[Start SOURCE EXTRACT]
Team Love is an independent record label based in New Paltz, New York, founded by Conor Oberst and Nate Krenkel in 2003. It has released albums by several other recording artists. Team Love also released the documentary film by Roy Germano, The Other Side of Immigration.  A distinguishing marketing tactic of Team Love has been complete albums for download in unprotected mp3 format at no cost on their website in addition to traditional record and CD sales. This practice evolved into what is now known as The Team Love Library.

History

Formation
The label was founded in 2003 in part due to Oberst's frustration at not being able to sign and showcase talent quickly enough through the record label on which his own Bright Eyes albums are released, Saddle Creek Records. Saddle Creek was a label his brother helped co-found but was operated and managed by various individuals. Team Love, while once distributed through Saddle Creek, is now distributed directly through Alternative Distribution Alliance.
[End SOURCE EXTRACT]
[Start AVAILABLE DATA]
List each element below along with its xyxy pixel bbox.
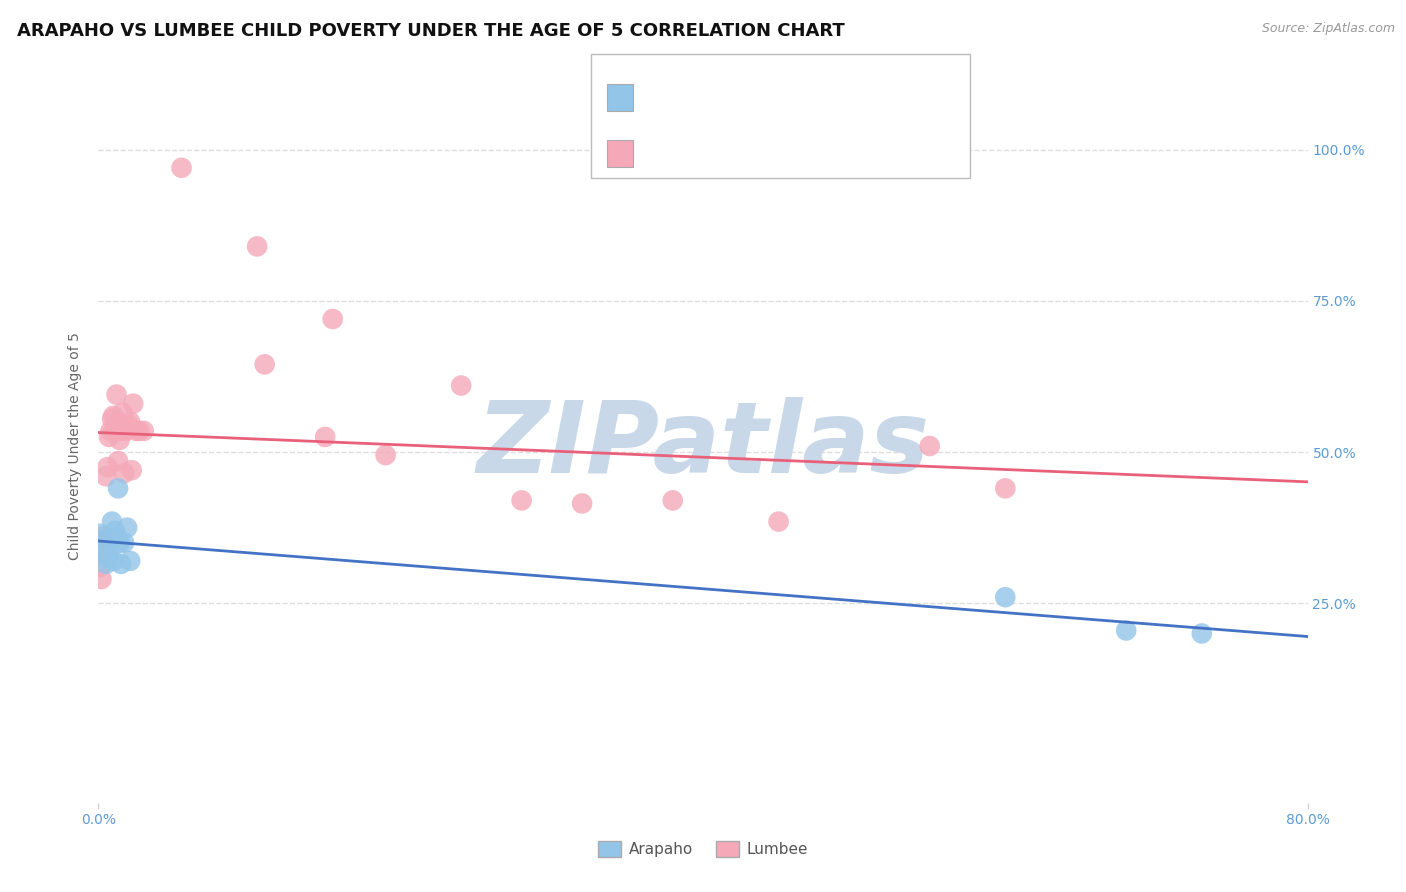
[End AVAILABLE DATA]
▶ **YOUR GOAL**
Reproduce the Team Love record label text in full, word for word, with nothing changed or omitted.

▶ **ANSWER TO THIS EXERCISE**
Team Love is an independent record label based in New Paltz, New York, founded by Conor Oberst and Nate Krenkel in 2003. It has released albums by several other recording artists. Team Love also released the documentary film by Roy Germano, The Other Side of Immigration.  A distinguishing marketing tactic of Team Love has been complete albums for download in unprotected mp3 format at no cost on their website in addition to traditional record and CD sales. This practice evolved into what is now known as The Team Love Library.

History

Formation
The label was founded in 2003 in part due to Oberst's frustration at not being able to sign and showcase talent quickly enough through the record label on which his own Bright Eyes albums are released, Saddle Creek Records. Saddle Creek was a label his brother helped co-found but was operated and managed by various individuals. Team Love, while once distributed through Saddle Creek, is now distributed directly through Alternative Distribution Alliance.